** TASK GOAL **
Write out the data again in full, exactly as it reads.

Entries from a dataset

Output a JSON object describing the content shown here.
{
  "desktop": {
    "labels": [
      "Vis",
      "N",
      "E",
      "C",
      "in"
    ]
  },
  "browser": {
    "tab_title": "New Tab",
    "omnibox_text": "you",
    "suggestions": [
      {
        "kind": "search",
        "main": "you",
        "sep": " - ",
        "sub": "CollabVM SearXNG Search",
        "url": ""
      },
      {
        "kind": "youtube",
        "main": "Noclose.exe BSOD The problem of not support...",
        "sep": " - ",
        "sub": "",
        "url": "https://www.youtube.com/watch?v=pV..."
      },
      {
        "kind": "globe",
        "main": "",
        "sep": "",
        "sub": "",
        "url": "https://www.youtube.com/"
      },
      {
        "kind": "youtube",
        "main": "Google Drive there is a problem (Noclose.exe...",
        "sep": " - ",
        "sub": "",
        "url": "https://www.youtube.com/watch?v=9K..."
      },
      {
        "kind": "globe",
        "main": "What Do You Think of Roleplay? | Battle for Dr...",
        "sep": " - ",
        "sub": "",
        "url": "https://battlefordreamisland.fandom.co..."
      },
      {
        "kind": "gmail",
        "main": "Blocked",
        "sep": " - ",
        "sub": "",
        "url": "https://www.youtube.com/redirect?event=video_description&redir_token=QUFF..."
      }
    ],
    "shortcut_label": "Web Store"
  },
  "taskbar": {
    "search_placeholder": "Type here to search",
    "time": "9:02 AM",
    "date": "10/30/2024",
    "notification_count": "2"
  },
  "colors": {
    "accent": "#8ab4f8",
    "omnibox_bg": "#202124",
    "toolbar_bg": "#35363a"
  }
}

** RESULT OF THE EXERCISE **
Output a JSON object describing the content shown here.
{
  "desktop": {
    "labels": [
      "Vis",
      "N",
      "E",
      "C",
      "in"
    ]
  },
  "browser": {
    "tab_title": "New Tab",
    "omnibox_text": "you",
    "suggestions": [
      {
        "kind": "search",
        "main": "you",
        "sep": " - ",
        "sub": "CollabVM SearXNG Search",
        "url": ""
      },
      {
        "kind": "youtube",
        "main": "Noclose.exe BSOD The problem of not support...",
        "sep": " - ",
        "sub": "",
        "url": "https://www.youtube.com/watch?v=pV..."
      },
      {
        "kind": "globe",
        "main": "",
        "sep": "",
        "sub": "",
        "url": "https://www.youtube.com/"
      },
      {
        "kind": "youtube",
        "main": "Google Drive there is a problem (Noclose.exe...",
        "sep": " - ",
        "sub": "",
        "url": "https://www.youtube.com/watch?v=9K..."
      },
      {
        "kind": "globe",
        "main": "What Do You Think of Roleplay? | Battle for Dr...",
        "sep": " - ",
        "sub": "",
        "url": "https://battlefordreamisland.fandom.co..."
      },
      {
        "kind": "gmail",
        "main": "Blocked",
        "sep": " - ",
        "sub": "",
        "url": "https://www.youtube.com/redirect?event=video_description&redir_token=QUFF..."
      }
    ],
    "shortcut_label": "Web Store"
  },
  "taskbar": {
    "search_placeholder": "Type here to search",
    "time": "9:02 AM",
    "date": "10/30/2024",
    "notification_count": "2"
  },
  "colors": {
    "accent": "#8ab4f8",
    "omnibox_bg": "#202124",
    "toolbar_bg": "#35363a"
  }
}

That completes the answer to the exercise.